What you have to do:
Report the count of lines containing the word "mais" in the entries below, and nothing more.
** begin Provided records **
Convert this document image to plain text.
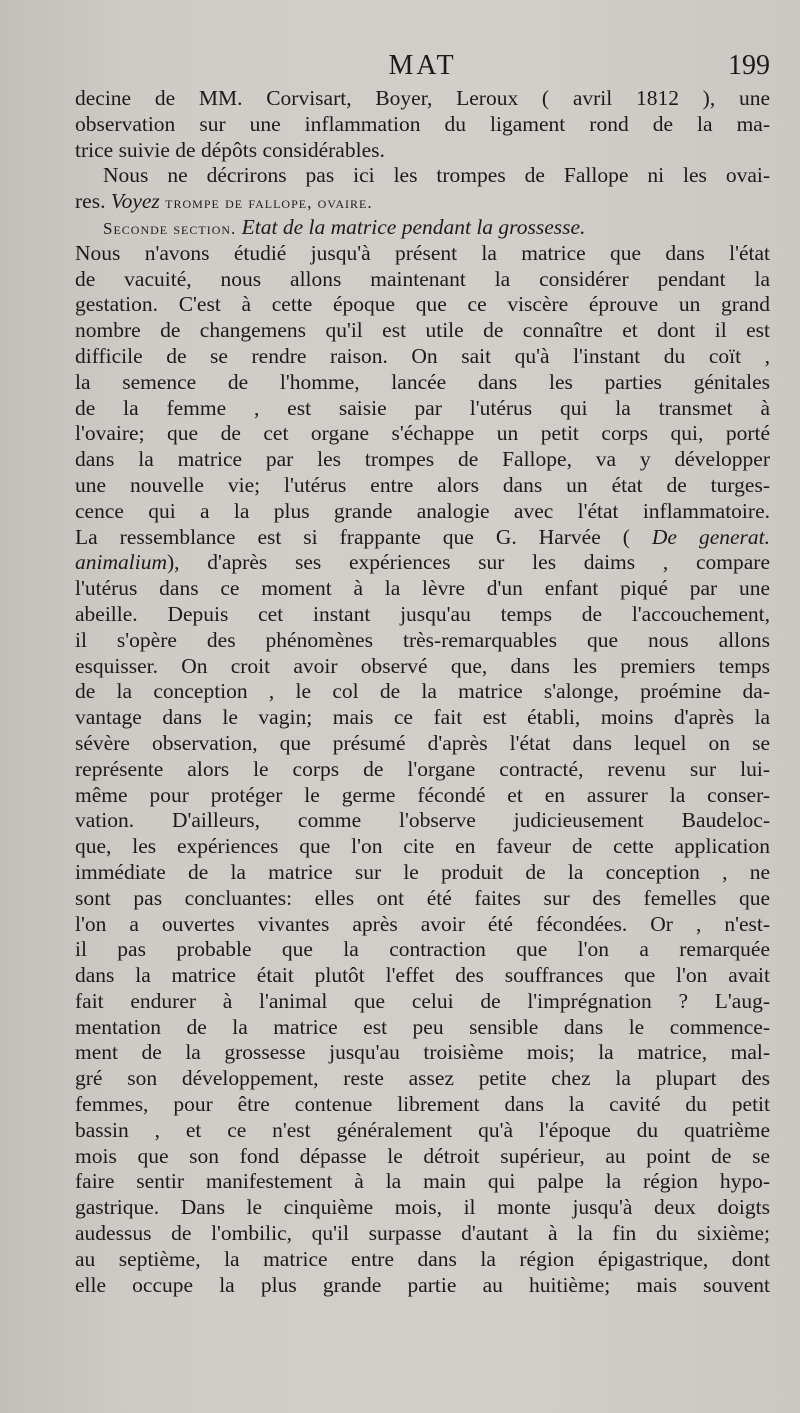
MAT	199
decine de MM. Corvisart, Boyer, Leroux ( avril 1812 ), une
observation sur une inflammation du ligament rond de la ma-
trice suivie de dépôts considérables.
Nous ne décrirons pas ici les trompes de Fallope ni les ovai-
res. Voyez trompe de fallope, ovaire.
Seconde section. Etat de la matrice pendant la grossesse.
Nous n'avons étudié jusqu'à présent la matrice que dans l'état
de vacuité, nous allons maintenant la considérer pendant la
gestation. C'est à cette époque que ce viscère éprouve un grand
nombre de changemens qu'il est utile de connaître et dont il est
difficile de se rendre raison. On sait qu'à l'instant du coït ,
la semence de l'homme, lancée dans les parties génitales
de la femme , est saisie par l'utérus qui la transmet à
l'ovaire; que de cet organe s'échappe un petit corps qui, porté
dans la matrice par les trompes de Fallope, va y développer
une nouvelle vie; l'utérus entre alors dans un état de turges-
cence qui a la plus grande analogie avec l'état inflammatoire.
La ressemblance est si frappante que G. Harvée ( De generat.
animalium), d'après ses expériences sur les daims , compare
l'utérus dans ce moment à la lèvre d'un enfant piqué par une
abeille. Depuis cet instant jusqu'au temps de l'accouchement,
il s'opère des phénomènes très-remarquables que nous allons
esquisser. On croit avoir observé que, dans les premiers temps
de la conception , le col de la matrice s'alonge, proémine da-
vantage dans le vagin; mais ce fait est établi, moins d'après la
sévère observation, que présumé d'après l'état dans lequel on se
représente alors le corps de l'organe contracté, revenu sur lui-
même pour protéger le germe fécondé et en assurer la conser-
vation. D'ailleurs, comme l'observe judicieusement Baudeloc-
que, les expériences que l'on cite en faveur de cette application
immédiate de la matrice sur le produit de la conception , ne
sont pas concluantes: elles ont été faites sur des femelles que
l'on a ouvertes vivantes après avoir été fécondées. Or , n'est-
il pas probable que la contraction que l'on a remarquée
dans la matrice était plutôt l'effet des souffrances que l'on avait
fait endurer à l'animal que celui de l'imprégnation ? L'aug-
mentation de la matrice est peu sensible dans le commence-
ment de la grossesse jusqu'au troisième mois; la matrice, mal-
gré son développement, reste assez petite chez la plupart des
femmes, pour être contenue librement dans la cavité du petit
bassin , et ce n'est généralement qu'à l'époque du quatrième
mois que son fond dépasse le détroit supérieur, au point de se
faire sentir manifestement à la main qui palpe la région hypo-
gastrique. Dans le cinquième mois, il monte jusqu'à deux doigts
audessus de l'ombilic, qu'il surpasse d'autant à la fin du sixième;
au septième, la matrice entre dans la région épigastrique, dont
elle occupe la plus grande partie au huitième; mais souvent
** end Provided records **
** begin Provided records **
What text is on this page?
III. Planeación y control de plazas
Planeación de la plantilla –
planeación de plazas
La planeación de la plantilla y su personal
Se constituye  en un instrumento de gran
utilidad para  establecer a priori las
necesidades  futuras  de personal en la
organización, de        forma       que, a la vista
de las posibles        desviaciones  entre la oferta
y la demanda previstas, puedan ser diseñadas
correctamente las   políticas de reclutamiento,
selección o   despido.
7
** end Provided records **
** begin Provided records **
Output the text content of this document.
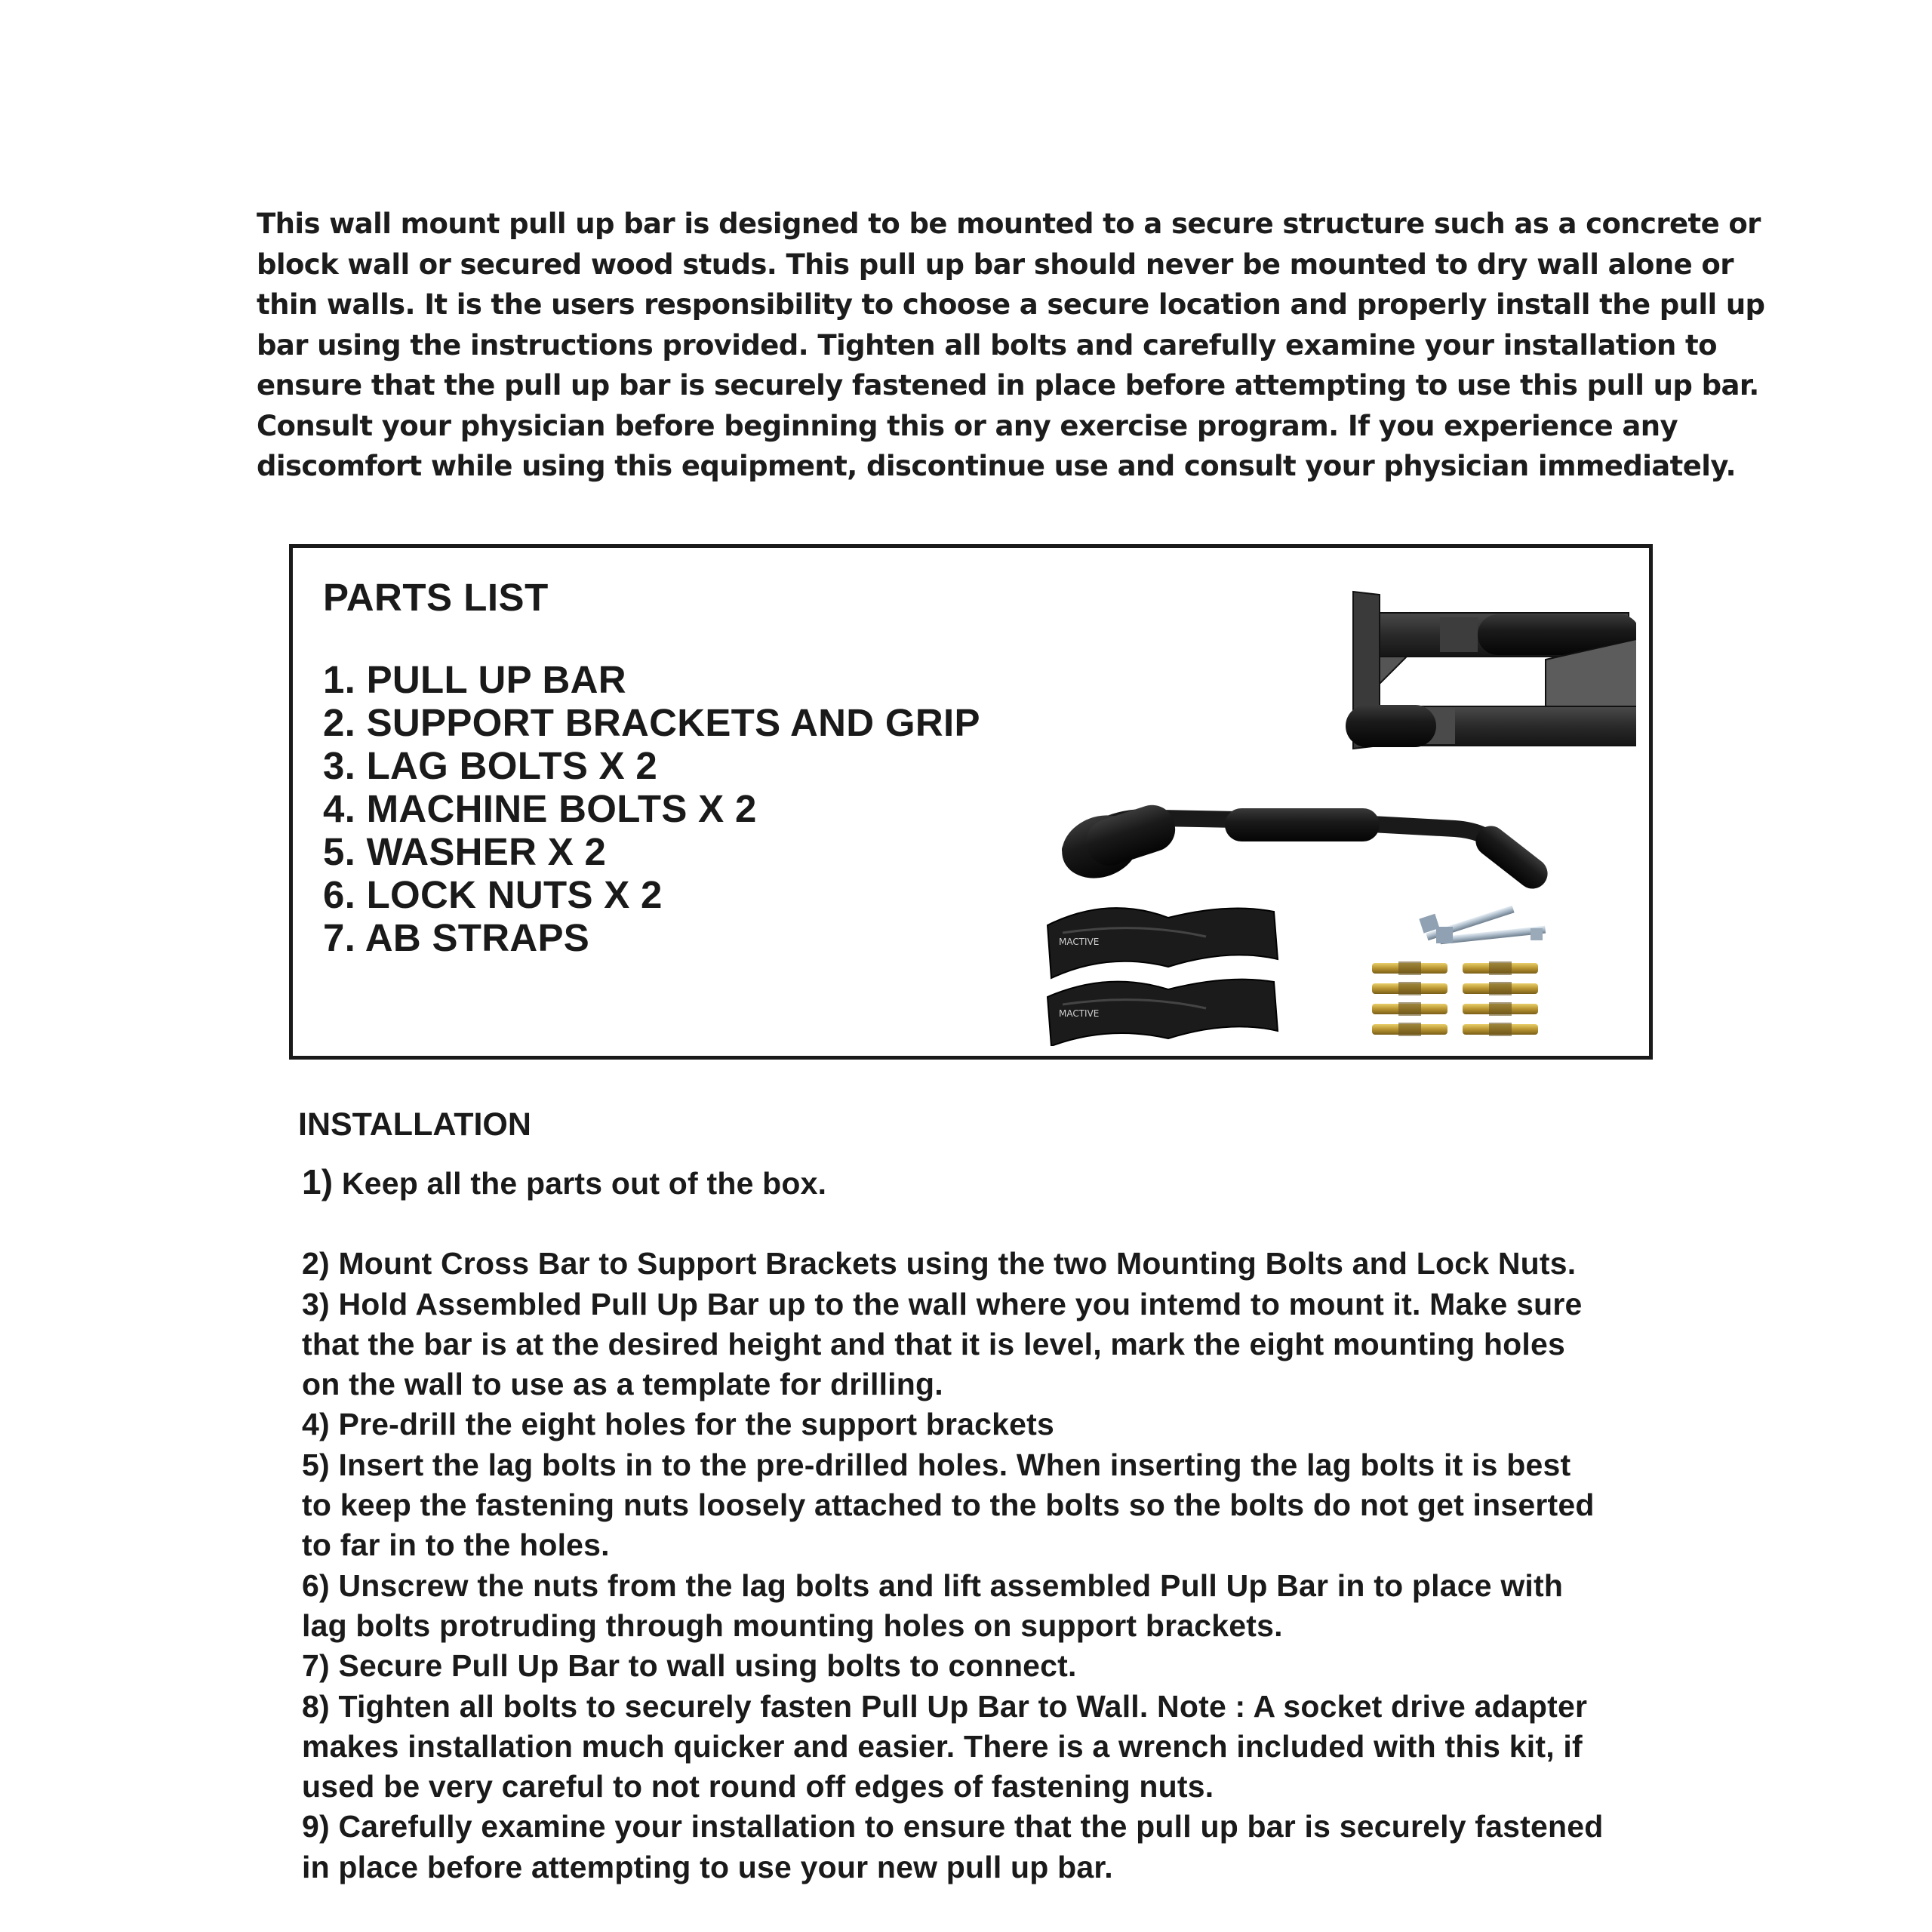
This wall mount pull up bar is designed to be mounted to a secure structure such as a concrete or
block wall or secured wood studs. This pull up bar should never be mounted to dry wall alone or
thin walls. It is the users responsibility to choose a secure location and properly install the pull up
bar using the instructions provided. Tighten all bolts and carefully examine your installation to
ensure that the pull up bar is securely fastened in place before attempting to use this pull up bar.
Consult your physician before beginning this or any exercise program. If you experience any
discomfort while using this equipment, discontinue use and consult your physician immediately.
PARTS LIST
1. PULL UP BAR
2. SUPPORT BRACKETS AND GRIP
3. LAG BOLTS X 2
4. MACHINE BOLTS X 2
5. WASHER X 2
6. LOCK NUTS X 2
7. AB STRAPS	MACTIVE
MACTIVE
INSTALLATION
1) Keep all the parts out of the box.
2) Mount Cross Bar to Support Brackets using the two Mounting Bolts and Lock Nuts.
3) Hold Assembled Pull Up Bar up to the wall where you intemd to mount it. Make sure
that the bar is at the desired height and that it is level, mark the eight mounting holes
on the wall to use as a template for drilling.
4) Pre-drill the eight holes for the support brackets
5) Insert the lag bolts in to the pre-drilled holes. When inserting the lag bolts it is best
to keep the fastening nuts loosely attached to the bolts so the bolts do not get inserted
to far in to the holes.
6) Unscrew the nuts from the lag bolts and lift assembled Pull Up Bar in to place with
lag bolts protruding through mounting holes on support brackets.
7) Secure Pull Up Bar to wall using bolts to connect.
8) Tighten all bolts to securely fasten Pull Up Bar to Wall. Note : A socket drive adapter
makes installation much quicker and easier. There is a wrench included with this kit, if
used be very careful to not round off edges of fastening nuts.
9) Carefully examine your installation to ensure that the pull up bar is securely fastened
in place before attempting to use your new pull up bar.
** end Provided records **
Exercise response:
2